### Aim of the exercise
Gather all lines from the material that contain the word "document".

### Items
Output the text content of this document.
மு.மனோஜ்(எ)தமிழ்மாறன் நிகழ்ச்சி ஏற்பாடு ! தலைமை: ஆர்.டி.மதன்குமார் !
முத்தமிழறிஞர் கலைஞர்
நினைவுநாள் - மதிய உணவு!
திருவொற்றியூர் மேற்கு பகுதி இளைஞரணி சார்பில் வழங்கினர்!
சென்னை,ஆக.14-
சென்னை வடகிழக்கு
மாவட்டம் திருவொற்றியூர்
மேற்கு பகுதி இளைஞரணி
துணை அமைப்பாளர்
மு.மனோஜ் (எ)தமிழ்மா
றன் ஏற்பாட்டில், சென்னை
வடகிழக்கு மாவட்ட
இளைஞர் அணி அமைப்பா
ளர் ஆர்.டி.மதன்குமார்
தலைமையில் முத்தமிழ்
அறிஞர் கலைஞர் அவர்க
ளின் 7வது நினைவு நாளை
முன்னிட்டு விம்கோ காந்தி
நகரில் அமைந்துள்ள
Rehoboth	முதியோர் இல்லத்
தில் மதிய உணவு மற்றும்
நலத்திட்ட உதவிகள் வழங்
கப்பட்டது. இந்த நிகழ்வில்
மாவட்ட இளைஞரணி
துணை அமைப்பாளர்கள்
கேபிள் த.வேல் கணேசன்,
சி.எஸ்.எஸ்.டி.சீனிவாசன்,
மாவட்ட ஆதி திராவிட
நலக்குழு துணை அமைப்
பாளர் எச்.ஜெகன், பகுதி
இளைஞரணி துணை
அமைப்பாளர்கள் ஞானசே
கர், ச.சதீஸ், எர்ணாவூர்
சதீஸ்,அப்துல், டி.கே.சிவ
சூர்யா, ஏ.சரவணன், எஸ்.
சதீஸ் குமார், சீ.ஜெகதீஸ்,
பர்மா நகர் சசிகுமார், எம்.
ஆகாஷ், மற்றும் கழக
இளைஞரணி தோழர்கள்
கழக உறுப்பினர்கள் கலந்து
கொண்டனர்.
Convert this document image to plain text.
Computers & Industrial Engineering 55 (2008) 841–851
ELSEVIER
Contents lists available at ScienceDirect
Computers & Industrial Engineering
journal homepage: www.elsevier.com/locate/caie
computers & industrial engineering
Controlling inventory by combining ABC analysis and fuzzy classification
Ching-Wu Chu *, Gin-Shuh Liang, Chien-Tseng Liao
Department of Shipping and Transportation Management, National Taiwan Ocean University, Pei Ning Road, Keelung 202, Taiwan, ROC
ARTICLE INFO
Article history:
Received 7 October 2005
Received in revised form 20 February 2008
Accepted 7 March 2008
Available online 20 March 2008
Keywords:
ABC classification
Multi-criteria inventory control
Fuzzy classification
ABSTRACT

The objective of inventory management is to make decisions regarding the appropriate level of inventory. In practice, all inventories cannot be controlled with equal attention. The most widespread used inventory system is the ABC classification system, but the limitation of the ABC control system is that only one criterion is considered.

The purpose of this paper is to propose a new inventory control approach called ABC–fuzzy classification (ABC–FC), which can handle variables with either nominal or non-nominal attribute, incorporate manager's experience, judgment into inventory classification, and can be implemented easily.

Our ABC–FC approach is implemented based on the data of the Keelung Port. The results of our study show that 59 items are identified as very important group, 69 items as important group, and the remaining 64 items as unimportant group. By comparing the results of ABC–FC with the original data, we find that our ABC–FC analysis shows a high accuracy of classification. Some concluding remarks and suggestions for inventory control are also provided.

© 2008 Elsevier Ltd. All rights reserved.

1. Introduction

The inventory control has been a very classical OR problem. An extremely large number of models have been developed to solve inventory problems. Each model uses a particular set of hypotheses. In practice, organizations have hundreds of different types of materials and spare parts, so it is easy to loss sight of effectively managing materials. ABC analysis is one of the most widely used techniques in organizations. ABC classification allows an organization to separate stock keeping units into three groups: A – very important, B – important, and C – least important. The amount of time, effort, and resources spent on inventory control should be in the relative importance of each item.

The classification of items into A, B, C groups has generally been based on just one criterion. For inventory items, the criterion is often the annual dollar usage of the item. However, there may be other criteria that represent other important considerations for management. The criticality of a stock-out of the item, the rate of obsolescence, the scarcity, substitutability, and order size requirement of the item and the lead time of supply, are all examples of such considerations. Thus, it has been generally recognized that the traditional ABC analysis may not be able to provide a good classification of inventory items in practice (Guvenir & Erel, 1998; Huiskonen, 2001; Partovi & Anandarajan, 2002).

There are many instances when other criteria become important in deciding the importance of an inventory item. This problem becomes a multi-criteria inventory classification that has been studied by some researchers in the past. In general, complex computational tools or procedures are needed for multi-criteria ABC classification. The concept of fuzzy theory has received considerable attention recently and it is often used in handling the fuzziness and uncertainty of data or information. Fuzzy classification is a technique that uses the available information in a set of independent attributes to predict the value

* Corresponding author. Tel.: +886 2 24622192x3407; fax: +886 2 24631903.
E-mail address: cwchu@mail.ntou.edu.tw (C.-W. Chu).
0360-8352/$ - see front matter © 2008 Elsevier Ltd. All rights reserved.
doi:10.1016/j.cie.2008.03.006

### Expected output
Output the text content of this document.
Convert this document image to plain text.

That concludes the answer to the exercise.